# [Directions]
Give all of the lines again exactly as they read.

════════

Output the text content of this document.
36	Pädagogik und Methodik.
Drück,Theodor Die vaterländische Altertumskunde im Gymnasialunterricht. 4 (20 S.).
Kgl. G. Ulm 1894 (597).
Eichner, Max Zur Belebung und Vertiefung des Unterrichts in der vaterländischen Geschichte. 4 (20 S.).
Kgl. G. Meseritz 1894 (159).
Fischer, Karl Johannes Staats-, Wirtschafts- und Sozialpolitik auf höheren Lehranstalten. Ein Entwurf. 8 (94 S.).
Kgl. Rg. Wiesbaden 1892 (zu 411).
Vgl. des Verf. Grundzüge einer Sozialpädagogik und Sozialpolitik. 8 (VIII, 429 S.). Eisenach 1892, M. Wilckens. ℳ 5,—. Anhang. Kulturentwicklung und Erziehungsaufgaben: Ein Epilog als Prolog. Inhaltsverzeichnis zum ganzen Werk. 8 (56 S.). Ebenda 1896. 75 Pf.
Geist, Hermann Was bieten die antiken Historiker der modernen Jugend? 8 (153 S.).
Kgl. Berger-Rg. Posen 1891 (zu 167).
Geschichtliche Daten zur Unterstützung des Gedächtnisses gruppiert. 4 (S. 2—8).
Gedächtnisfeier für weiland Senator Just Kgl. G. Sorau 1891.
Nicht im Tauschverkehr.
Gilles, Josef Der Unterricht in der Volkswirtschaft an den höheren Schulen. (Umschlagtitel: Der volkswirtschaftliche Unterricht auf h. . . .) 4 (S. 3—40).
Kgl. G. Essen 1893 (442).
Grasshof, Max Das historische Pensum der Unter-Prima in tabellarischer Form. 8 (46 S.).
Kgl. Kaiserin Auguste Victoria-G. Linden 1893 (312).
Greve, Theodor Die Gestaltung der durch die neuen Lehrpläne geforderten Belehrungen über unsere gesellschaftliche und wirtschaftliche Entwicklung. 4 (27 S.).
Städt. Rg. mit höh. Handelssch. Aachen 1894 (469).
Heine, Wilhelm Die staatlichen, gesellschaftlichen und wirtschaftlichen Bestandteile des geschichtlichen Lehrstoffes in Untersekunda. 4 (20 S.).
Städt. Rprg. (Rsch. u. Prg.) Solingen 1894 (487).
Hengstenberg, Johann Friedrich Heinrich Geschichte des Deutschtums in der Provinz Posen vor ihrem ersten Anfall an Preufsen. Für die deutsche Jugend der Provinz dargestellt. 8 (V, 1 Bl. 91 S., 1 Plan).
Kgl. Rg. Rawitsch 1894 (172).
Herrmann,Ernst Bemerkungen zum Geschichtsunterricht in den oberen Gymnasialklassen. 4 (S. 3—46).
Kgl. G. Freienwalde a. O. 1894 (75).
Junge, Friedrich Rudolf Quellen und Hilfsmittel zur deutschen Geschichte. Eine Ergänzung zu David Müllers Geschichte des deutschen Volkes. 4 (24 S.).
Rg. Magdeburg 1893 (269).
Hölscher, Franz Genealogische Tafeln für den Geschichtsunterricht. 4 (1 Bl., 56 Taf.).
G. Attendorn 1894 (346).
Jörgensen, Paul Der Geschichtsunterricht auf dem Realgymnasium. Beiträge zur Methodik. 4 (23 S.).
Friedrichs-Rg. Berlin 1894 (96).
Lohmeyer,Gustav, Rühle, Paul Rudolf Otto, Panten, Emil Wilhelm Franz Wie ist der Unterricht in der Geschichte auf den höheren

════════

# [Answer in full]
Output the text content of this document.
36	Pädagogik und Methodik.
Drück,Theodor Die vaterländische Altertumskunde im Gymnasialunterricht. 4 (20 S.).
Kgl. G. Ulm 1894 (597).
Eichner, Max Zur Belebung und Vertiefung des Unterrichts in der vaterländischen Geschichte. 4 (20 S.).
Kgl. G. Meseritz 1894 (159).
Fischer, Karl Johannes Staats-, Wirtschafts- und Sozialpolitik auf höheren Lehranstalten. Ein Entwurf. 8 (94 S.).
Kgl. Rg. Wiesbaden 1892 (zu 411).
Vgl. des Verf. Grundzüge einer Sozialpädagogik und Sozialpolitik. 8 (VIII, 429 S.). Eisenach 1892, M. Wilckens. ℳ 5,—. Anhang. Kulturentwicklung und Erziehungsaufgaben: Ein Epilog als Prolog. Inhaltsverzeichnis zum ganzen Werk. 8 (56 S.). Ebenda 1896. 75 Pf.
Geist, Hermann Was bieten die antiken Historiker der modernen Jugend? 8 (153 S.).
Kgl. Berger-Rg. Posen 1891 (zu 167).
Geschichtliche Daten zur Unterstützung des Gedächtnisses gruppiert. 4 (S. 2—8).
Gedächtnisfeier für weiland Senator Just Kgl. G. Sorau 1891.
Nicht im Tauschverkehr.
Gilles, Josef Der Unterricht in der Volkswirtschaft an den höheren Schulen. (Umschlagtitel: Der volkswirtschaftliche Unterricht auf h. . . .) 4 (S. 3—40).
Kgl. G. Essen 1893 (442).
Grasshof, Max Das historische Pensum der Unter-Prima in tabellarischer Form. 8 (46 S.).
Kgl. Kaiserin Auguste Victoria-G. Linden 1893 (312).
Greve, Theodor Die Gestaltung der durch die neuen Lehrpläne geforderten Belehrungen über unsere gesellschaftliche und wirtschaftliche Entwicklung. 4 (27 S.).
Städt. Rg. mit höh. Handelssch. Aachen 1894 (469).
Heine, Wilhelm Die staatlichen, gesellschaftlichen und wirtschaftlichen Bestandteile des geschichtlichen Lehrstoffes in Untersekunda. 4 (20 S.).
Städt. Rprg. (Rsch. u. Prg.) Solingen 1894 (487).
Hengstenberg, Johann Friedrich Heinrich Geschichte des Deutschtums in der Provinz Posen vor ihrem ersten Anfall an Preufsen. Für die deutsche Jugend der Provinz dargestellt. 8 (V, 1 Bl. 91 S., 1 Plan).
Kgl. Rg. Rawitsch 1894 (172).
Herrmann,Ernst Bemerkungen zum Geschichtsunterricht in den oberen Gymnasialklassen. 4 (S. 3—46).
Kgl. G. Freienwalde a. O. 1894 (75).
Junge, Friedrich Rudolf Quellen und Hilfsmittel zur deutschen Geschichte. Eine Ergänzung zu David Müllers Geschichte des deutschen Volkes. 4 (24 S.).
Rg. Magdeburg 1893 (269).
Hölscher, Franz Genealogische Tafeln für den Geschichtsunterricht. 4 (1 Bl., 56 Taf.).
G. Attendorn 1894 (346).
Jörgensen, Paul Der Geschichtsunterricht auf dem Realgymnasium. Beiträge zur Methodik. 4 (23 S.).
Friedrichs-Rg. Berlin 1894 (96).
Lohmeyer,Gustav, Rühle, Paul Rudolf Otto, Panten, Emil Wilhelm Franz Wie ist der Unterricht in der Geschichte auf den höheren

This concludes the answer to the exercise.